# Written exercise
The entries below are to be repeated exactly as they stand.

# Information given

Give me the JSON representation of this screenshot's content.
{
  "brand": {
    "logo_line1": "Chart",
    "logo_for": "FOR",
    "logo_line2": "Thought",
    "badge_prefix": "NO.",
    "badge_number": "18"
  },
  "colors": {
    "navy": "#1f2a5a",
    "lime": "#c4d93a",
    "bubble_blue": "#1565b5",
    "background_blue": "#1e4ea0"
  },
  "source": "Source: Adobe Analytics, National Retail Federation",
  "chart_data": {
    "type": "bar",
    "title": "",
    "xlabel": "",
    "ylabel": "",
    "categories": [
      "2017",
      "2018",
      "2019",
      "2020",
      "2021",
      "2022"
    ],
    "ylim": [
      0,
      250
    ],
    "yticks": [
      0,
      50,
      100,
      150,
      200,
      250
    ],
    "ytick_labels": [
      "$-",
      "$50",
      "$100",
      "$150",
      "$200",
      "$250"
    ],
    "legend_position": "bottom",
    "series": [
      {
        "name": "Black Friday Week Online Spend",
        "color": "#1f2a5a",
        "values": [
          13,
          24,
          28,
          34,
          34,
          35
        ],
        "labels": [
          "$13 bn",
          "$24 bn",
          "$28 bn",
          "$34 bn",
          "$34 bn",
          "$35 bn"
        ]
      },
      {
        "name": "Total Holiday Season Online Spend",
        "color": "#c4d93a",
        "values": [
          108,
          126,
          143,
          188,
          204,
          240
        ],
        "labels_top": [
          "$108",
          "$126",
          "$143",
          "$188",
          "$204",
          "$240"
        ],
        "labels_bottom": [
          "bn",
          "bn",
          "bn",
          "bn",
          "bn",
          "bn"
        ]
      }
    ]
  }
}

# Reply
Give me the JSON representation of this screenshot's content.
{
  "brand": {
    "logo_line1": "Chart",
    "logo_for": "FOR",
    "logo_line2": "Thought",
    "badge_prefix": "NO.",
    "badge_number": "18"
  },
  "colors": {
    "navy": "#1f2a5a",
    "lime": "#c4d93a",
    "bubble_blue": "#1565b5",
    "background_blue": "#1e4ea0"
  },
  "source": "Source: Adobe Analytics, National Retail Federation",
  "chart_data": {
    "type": "bar",
    "title": "",
    "xlabel": "",
    "ylabel": "",
    "categories": [
      "2017",
      "2018",
      "2019",
      "2020",
      "2021",
      "2022"
    ],
    "ylim": [
      0,
      250
    ],
    "yticks": [
      0,
      50,
      100,
      150,
      200,
      250
    ],
    "ytick_labels": [
      "$-",
      "$50",
      "$100",
      "$150",
      "$200",
      "$250"
    ],
    "legend_position": "bottom",
    "series": [
      {
        "name": "Black Friday Week Online Spend",
        "color": "#1f2a5a",
        "values": [
          13,
          24,
          28,
          34,
          34,
          35
        ],
        "labels": [
          "$13 bn",
          "$24 bn",
          "$28 bn",
          "$34 bn",
          "$34 bn",
          "$35 bn"
        ]
      },
      {
        "name": "Total Holiday Season Online Spend",
        "color": "#c4d93a",
        "values": [
          108,
          126,
          143,
          188,
          204,
          240
        ],
        "labels_top": [
          "$108",
          "$126",
          "$143",
          "$188",
          "$204",
          "$240"
        ],
        "labels_bottom": [
          "bn",
          "bn",
          "bn",
          "bn",
          "bn",
          "bn"
        ]
      }
    ]
  }
}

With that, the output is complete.